(Data entries)
++++++
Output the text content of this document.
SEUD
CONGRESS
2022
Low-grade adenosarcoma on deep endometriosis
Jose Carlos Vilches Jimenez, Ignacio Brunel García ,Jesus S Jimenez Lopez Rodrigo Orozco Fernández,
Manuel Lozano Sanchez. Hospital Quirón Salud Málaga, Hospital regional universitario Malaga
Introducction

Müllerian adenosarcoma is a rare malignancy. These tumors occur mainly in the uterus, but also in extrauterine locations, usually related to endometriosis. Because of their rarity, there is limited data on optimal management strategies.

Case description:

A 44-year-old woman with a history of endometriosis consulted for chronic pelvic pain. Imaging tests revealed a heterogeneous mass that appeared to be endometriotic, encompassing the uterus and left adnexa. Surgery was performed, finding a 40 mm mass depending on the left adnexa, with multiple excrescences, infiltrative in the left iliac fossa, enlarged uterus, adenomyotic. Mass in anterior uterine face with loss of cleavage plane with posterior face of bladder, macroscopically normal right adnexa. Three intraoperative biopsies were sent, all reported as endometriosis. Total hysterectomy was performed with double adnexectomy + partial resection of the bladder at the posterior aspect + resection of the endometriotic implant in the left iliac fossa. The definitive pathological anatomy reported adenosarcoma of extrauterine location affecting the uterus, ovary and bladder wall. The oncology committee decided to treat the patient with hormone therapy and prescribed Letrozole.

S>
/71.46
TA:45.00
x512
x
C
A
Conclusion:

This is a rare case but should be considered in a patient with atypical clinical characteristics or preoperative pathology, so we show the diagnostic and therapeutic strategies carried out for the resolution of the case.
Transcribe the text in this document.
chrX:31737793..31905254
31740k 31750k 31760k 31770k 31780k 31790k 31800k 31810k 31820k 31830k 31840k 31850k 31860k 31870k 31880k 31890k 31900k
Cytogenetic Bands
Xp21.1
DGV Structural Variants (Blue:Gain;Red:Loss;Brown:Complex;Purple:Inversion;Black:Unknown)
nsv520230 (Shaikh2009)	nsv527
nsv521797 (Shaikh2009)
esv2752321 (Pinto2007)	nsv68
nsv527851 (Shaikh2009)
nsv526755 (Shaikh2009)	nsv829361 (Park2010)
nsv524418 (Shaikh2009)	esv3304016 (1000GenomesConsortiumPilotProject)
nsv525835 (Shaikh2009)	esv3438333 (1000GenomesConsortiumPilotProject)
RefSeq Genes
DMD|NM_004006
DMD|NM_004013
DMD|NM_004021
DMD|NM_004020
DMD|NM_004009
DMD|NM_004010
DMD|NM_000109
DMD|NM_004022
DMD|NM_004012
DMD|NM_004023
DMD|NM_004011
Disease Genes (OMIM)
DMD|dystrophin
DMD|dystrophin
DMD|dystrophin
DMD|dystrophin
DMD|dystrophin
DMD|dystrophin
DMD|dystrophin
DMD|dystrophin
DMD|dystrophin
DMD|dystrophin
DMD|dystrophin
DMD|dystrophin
++++++
◆ Description of the task ◆
Reproduce each line from the records that contains the word "text".

◆ Reply to the exercise ◆
Output the text content of this document.
Transcribe the text in this document.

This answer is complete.